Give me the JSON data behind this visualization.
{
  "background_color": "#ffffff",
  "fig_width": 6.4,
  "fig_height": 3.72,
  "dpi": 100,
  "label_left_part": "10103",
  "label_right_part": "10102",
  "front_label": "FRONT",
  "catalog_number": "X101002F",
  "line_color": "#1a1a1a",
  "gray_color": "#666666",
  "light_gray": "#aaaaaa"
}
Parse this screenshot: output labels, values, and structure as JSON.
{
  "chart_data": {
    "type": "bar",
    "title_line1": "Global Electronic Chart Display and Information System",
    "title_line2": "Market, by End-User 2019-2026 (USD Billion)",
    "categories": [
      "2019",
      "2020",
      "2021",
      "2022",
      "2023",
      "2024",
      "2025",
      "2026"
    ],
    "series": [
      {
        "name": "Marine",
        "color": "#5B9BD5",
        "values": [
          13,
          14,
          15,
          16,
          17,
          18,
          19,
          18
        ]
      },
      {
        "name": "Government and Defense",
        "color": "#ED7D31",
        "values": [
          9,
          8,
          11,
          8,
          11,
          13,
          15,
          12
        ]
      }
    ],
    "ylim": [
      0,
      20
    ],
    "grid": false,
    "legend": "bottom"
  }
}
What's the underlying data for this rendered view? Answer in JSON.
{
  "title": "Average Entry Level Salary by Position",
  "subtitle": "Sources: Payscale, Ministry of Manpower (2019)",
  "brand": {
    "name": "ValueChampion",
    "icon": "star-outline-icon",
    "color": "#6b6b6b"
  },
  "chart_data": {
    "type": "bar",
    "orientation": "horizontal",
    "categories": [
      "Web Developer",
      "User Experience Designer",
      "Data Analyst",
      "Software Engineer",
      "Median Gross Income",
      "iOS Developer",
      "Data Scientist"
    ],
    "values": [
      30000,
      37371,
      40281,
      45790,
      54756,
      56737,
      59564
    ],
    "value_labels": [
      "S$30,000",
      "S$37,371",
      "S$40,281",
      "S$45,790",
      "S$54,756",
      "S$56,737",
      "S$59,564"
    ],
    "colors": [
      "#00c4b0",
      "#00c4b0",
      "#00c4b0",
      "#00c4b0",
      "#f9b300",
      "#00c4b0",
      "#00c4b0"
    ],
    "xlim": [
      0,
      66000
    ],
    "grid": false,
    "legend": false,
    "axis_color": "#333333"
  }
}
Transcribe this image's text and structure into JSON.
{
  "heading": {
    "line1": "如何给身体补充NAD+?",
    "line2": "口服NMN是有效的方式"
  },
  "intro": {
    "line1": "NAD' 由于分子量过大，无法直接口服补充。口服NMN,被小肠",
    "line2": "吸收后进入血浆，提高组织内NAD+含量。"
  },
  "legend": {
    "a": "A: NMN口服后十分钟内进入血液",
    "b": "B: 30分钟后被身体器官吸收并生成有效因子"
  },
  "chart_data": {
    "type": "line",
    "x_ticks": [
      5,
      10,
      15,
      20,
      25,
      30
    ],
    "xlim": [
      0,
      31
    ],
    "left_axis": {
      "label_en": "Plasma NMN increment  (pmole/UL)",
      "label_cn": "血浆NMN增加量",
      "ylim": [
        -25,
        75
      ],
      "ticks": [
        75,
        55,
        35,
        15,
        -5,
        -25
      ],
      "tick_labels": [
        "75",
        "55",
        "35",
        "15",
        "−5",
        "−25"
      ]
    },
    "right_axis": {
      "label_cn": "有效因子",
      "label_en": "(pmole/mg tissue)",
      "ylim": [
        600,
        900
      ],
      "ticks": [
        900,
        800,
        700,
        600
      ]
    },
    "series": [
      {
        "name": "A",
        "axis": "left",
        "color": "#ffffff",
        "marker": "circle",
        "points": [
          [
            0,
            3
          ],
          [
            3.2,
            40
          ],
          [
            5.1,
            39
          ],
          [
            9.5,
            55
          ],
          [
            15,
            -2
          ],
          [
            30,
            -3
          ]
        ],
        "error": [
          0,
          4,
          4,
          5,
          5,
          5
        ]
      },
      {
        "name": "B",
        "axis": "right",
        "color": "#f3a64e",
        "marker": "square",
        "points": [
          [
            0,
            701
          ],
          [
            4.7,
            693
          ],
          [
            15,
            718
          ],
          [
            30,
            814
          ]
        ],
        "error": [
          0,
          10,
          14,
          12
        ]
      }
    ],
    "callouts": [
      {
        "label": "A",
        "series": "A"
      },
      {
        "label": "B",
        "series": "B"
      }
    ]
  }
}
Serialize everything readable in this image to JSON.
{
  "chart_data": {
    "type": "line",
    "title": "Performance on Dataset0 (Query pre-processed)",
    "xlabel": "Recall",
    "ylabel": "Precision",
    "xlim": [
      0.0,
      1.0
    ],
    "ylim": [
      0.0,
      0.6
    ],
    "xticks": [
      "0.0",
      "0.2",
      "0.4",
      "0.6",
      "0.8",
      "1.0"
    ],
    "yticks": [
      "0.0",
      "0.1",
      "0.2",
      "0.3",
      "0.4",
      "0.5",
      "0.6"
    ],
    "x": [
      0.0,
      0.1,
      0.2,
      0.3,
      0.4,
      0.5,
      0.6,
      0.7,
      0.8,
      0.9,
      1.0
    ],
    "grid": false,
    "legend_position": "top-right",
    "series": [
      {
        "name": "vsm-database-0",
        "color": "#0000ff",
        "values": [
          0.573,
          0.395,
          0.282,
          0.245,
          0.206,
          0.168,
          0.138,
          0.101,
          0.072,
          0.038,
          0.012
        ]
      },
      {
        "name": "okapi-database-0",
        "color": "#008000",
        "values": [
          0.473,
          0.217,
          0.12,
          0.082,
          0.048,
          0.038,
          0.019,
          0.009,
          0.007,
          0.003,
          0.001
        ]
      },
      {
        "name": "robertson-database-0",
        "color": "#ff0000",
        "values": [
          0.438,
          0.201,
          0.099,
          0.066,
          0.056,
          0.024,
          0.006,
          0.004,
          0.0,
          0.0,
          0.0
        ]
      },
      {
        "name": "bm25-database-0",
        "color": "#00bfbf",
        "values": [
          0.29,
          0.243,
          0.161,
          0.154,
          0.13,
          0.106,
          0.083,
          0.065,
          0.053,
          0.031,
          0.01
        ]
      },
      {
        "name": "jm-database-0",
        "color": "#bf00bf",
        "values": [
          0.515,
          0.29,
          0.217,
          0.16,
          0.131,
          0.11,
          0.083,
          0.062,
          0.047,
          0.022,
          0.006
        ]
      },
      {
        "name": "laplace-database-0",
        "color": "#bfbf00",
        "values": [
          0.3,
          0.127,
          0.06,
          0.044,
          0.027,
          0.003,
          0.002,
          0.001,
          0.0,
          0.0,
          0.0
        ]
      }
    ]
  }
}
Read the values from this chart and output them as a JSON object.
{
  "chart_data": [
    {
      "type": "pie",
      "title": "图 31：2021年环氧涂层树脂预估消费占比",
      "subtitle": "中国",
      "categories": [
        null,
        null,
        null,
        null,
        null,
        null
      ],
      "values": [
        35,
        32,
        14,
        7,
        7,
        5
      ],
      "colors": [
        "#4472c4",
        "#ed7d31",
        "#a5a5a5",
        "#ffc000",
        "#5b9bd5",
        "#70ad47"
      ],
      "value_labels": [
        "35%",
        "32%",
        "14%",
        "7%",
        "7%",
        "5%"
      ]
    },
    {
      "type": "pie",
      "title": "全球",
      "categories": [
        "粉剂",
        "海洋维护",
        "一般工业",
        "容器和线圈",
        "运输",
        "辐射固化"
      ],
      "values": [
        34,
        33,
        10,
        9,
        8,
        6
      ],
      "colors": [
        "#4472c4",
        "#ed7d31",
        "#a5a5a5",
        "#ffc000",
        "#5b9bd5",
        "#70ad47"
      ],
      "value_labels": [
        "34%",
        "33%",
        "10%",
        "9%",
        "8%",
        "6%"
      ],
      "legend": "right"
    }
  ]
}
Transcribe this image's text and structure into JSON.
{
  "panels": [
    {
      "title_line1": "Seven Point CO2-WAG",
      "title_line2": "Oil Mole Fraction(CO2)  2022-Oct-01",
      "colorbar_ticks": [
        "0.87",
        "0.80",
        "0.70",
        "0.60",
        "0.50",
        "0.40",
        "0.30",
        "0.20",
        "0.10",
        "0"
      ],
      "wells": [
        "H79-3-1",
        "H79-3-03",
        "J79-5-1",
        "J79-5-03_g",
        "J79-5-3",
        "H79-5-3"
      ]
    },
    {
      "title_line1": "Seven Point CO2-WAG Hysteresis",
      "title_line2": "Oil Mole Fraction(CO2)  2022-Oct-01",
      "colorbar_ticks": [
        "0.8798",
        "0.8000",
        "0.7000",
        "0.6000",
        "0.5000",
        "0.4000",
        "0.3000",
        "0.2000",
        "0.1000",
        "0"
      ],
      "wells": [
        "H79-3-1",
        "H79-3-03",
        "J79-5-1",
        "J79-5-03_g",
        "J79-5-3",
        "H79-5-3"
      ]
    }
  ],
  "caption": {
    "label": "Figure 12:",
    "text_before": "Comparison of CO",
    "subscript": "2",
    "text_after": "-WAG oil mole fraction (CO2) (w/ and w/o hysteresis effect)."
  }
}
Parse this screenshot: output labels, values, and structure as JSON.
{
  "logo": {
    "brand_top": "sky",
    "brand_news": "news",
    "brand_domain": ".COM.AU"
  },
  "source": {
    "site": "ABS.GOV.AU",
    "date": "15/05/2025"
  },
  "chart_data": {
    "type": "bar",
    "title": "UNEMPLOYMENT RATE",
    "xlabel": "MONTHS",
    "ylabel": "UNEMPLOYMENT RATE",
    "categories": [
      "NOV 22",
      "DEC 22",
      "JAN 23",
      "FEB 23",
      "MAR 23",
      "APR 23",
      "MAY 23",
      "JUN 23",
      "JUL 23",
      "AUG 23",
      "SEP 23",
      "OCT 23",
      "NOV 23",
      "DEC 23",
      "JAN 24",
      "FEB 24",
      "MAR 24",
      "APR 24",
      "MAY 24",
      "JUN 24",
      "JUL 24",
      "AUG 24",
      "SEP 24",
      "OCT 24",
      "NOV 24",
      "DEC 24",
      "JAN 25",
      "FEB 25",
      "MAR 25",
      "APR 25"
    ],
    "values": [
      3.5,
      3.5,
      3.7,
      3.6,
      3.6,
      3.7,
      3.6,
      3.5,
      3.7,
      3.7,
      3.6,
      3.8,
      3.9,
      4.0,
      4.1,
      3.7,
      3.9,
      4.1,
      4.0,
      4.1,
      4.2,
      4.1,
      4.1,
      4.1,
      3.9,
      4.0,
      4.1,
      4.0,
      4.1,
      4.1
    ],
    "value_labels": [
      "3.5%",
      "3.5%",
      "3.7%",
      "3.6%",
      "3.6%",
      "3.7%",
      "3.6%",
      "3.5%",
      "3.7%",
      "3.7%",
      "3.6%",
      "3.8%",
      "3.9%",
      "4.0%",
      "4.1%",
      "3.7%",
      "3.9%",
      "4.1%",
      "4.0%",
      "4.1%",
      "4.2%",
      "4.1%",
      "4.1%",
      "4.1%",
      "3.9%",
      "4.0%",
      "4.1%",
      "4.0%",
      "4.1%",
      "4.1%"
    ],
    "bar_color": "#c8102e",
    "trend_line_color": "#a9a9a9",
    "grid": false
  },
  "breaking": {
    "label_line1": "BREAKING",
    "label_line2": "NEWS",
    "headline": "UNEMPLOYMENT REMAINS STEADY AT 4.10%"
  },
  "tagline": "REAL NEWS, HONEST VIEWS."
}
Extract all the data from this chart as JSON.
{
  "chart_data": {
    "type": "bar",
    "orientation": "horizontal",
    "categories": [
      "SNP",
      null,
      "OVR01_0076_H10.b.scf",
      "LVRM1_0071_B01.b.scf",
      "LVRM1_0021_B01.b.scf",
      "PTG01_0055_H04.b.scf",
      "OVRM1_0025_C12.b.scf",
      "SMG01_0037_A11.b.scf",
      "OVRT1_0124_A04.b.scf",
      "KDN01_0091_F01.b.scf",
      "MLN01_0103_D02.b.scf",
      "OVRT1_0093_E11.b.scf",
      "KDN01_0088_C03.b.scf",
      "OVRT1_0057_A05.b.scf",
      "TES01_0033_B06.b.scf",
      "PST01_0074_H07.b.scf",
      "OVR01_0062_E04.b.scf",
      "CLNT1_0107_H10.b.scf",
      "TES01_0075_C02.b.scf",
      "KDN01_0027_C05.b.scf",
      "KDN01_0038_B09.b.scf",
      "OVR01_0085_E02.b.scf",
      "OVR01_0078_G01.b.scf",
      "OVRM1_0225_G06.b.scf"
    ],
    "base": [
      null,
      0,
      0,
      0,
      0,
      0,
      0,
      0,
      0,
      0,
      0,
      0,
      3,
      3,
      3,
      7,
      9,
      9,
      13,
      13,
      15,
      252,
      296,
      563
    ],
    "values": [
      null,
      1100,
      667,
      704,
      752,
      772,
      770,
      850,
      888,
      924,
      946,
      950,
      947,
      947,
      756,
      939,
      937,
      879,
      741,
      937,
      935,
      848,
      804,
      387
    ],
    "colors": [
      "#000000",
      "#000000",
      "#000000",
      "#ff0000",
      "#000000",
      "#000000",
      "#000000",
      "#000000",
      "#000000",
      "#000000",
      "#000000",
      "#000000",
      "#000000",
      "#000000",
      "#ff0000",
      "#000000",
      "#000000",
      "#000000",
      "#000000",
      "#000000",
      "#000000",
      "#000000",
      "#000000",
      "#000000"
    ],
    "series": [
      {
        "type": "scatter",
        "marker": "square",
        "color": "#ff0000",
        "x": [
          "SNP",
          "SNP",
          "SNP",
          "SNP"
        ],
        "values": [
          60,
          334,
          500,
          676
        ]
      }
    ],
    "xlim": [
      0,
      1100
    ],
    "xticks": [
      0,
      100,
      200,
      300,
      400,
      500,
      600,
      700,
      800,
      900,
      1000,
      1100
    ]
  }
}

> **WHAT TO PRODUCE**: Of the lines in the material above, state how many contain the string "ylabel"; give no other text.

> **CORRECT RESULT**: 2